===== EXERCISE MATERIAL
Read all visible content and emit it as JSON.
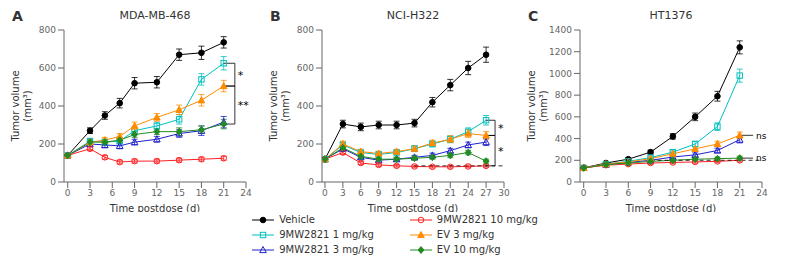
{
  "chart_data": [
    {
      "type": "line",
      "title": "MDA-MB-468",
      "x_label": "Time postdose (d)",
      "y_label": "Tumor volume\n(mm³)",
      "xlim": [
        -0.5,
        24
      ],
      "xticks": [
        0,
        3,
        6,
        9,
        12,
        15,
        18,
        21,
        24
      ],
      "ylim": [
        0,
        800
      ],
      "yticks": [
        0,
        200,
        400,
        600,
        800
      ],
      "x": [
        0,
        3,
        5,
        7,
        9,
        12,
        15,
        18,
        21
      ],
      "series": [
        {
          "name": "Vehicle",
          "color": "#000000",
          "marker": "circle",
          "values": [
            140,
            270,
            350,
            415,
            520,
            525,
            670,
            680,
            735
          ],
          "errors": [
            5,
            15,
            20,
            25,
            30,
            30,
            30,
            35,
            30
          ]
        },
        {
          "name": "9MW2821 1 mg/kg",
          "color": "#00BFBF",
          "marker": "open_square",
          "values": [
            140,
            215,
            210,
            215,
            270,
            295,
            330,
            540,
            625
          ],
          "errors": [
            5,
            15,
            15,
            15,
            20,
            20,
            25,
            30,
            35
          ]
        },
        {
          "name": "9MW2821 3 mg/kg",
          "color": "#2020CD",
          "marker": "open_triangle",
          "values": [
            140,
            200,
            195,
            190,
            210,
            225,
            255,
            270,
            315
          ],
          "errors": [
            5,
            15,
            15,
            15,
            15,
            15,
            20,
            25,
            30
          ]
        },
        {
          "name": "9MW2821 10 mg/kg",
          "color": "#FF2020",
          "marker": "open_circle",
          "values": [
            140,
            175,
            130,
            105,
            110,
            110,
            115,
            120,
            125
          ],
          "errors": [
            5,
            10,
            10,
            10,
            10,
            10,
            10,
            10,
            10
          ]
        },
        {
          "name": "EV 3 mg/kg",
          "color": "#FF8C00",
          "marker": "triangle",
          "values": [
            140,
            210,
            220,
            240,
            295,
            340,
            380,
            430,
            505
          ],
          "errors": [
            5,
            15,
            15,
            15,
            20,
            20,
            25,
            30,
            30
          ]
        },
        {
          "name": "EV 10 mg/kg",
          "color": "#228B22",
          "marker": "diamond",
          "values": [
            140,
            210,
            210,
            220,
            250,
            265,
            265,
            275,
            305
          ],
          "errors": [
            5,
            15,
            15,
            15,
            15,
            15,
            20,
            20,
            25
          ]
        }
      ],
      "annotations": [
        {
          "type": "panel_label",
          "label": "A"
        },
        {
          "type": "bracket",
          "x_from": 21,
          "x_to": 22.5,
          "y_from": 505,
          "y_to": 625,
          "label": "*"
        },
        {
          "type": "bracket",
          "x_from": 21,
          "x_to": 22.5,
          "y_from": 305,
          "y_to": 505,
          "label": "**"
        }
      ]
    },
    {
      "type": "line",
      "title": "NCI-H322",
      "x_label": "Time postdose (d)",
      "y_label": "Tumor volume\n(mm³)",
      "xlim": [
        -0.5,
        30
      ],
      "xticks": [
        0,
        3,
        6,
        9,
        12,
        15,
        18,
        21,
        24,
        27,
        30
      ],
      "ylim": [
        0,
        800
      ],
      "yticks": [
        0,
        200,
        400,
        600,
        800
      ],
      "x": [
        0,
        3,
        6,
        9,
        12,
        15,
        18,
        21,
        24,
        27
      ],
      "series": [
        {
          "name": "Vehicle",
          "color": "#000000",
          "marker": "circle",
          "values": [
            120,
            305,
            290,
            300,
            300,
            310,
            420,
            510,
            600,
            670
          ],
          "errors": [
            5,
            20,
            20,
            20,
            20,
            20,
            25,
            30,
            35,
            40
          ]
        },
        {
          "name": "9MW2821 1 mg/kg",
          "color": "#00BFBF",
          "marker": "open_square",
          "values": [
            120,
            195,
            155,
            145,
            155,
            175,
            200,
            225,
            265,
            325
          ],
          "errors": [
            5,
            15,
            12,
            12,
            12,
            15,
            15,
            18,
            20,
            25
          ]
        },
        {
          "name": "9MW2821 3 mg/kg",
          "color": "#2020CD",
          "marker": "open_triangle",
          "values": [
            120,
            175,
            130,
            115,
            120,
            130,
            140,
            165,
            195,
            210
          ],
          "errors": [
            5,
            12,
            10,
            10,
            10,
            10,
            12,
            12,
            15,
            18
          ]
        },
        {
          "name": "9MW2821 10 mg/kg",
          "color": "#FF2020",
          "marker": "open_circle",
          "values": [
            120,
            155,
            100,
            90,
            85,
            82,
            80,
            80,
            82,
            85
          ],
          "errors": [
            5,
            10,
            8,
            8,
            7,
            7,
            7,
            7,
            7,
            7
          ]
        },
        {
          "name": "EV 3 mg/kg",
          "color": "#FF8C00",
          "marker": "triangle",
          "values": [
            120,
            200,
            160,
            150,
            160,
            175,
            205,
            225,
            255,
            245
          ],
          "errors": [
            5,
            15,
            12,
            12,
            12,
            15,
            15,
            18,
            20,
            20
          ]
        },
        {
          "name": "EV 10 mg/kg",
          "color": "#228B22",
          "marker": "diamond",
          "values": [
            120,
            180,
            135,
            120,
            120,
            125,
            130,
            140,
            155,
            110
          ],
          "errors": [
            5,
            12,
            10,
            10,
            10,
            10,
            10,
            12,
            12,
            10
          ]
        }
      ],
      "annotations": [
        {
          "type": "panel_label",
          "label": "B"
        },
        {
          "type": "bracket",
          "x_from": 27,
          "x_to": 28.5,
          "y_from": 245,
          "y_to": 325,
          "label": "*"
        },
        {
          "type": "bracket",
          "x_from": 27,
          "x_to": 28.5,
          "y_from": 85,
          "y_to": 245,
          "label": "*"
        },
        {
          "type": "hline",
          "x_from": 15,
          "x_to": 30,
          "y": 85,
          "line_style": "dashed"
        }
      ]
    },
    {
      "type": "line",
      "title": "HT1376",
      "x_label": "Time postdose (d)",
      "y_label": "Tumor volume\n(mm³)",
      "xlim": [
        -0.5,
        24
      ],
      "xticks": [
        0,
        3,
        6,
        9,
        12,
        15,
        18,
        21,
        24
      ],
      "ylim": [
        0,
        1400
      ],
      "yticks": [
        0,
        200,
        400,
        600,
        800,
        1000,
        1200,
        1400
      ],
      "x": [
        0,
        3,
        6,
        9,
        12,
        15,
        18,
        21
      ],
      "series": [
        {
          "name": "Vehicle",
          "color": "#000000",
          "marker": "circle",
          "values": [
            130,
            175,
            210,
            275,
            420,
            600,
            790,
            1240
          ],
          "errors": [
            5,
            12,
            15,
            18,
            25,
            35,
            45,
            60
          ]
        },
        {
          "name": "9MW2821 1 mg/kg",
          "color": "#00BFBF",
          "marker": "open_square",
          "values": [
            130,
            165,
            190,
            225,
            275,
            350,
            510,
            980
          ],
          "errors": [
            5,
            12,
            15,
            15,
            18,
            25,
            35,
            60
          ]
        },
        {
          "name": "9MW2821 3 mg/kg",
          "color": "#2020CD",
          "marker": "open_triangle",
          "values": [
            130,
            160,
            180,
            200,
            230,
            250,
            290,
            390
          ],
          "errors": [
            5,
            12,
            12,
            15,
            15,
            18,
            20,
            30
          ]
        },
        {
          "name": "9MW2821 10 mg/kg",
          "color": "#FF2020",
          "marker": "open_circle",
          "values": [
            130,
            155,
            165,
            175,
            180,
            185,
            190,
            200
          ],
          "errors": [
            5,
            10,
            10,
            12,
            12,
            12,
            12,
            15
          ]
        },
        {
          "name": "EV 3 mg/kg",
          "color": "#FF8C00",
          "marker": "triangle",
          "values": [
            130,
            165,
            185,
            215,
            260,
            305,
            350,
            430
          ],
          "errors": [
            5,
            12,
            12,
            15,
            18,
            20,
            25,
            30
          ]
        },
        {
          "name": "EV 10 mg/kg",
          "color": "#228B22",
          "marker": "diamond",
          "values": [
            130,
            160,
            175,
            190,
            200,
            210,
            215,
            220
          ],
          "errors": [
            5,
            12,
            12,
            12,
            15,
            15,
            15,
            18
          ]
        }
      ],
      "annotations": [
        {
          "type": "panel_label",
          "label": "C"
        },
        {
          "type": "tick",
          "x_from": 21,
          "x_to": 22.8,
          "y": 430,
          "label": "ns"
        },
        {
          "type": "tick",
          "x_from": 21,
          "x_to": 22.8,
          "y": 220,
          "label": "ns"
        },
        {
          "type": "hline",
          "x_from": 9,
          "x_to": 24,
          "y": 200,
          "line_style": "dashed"
        }
      ]
    }
  ]
}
==========
## TASK DIRECTIONS:
Locate the lines above that hold the word "title". Show every one of them.

## OUTPUT BELOW:
      "title": "MDA-MB-468",
      "title": "NCI-H322",
      "title": "HT1376",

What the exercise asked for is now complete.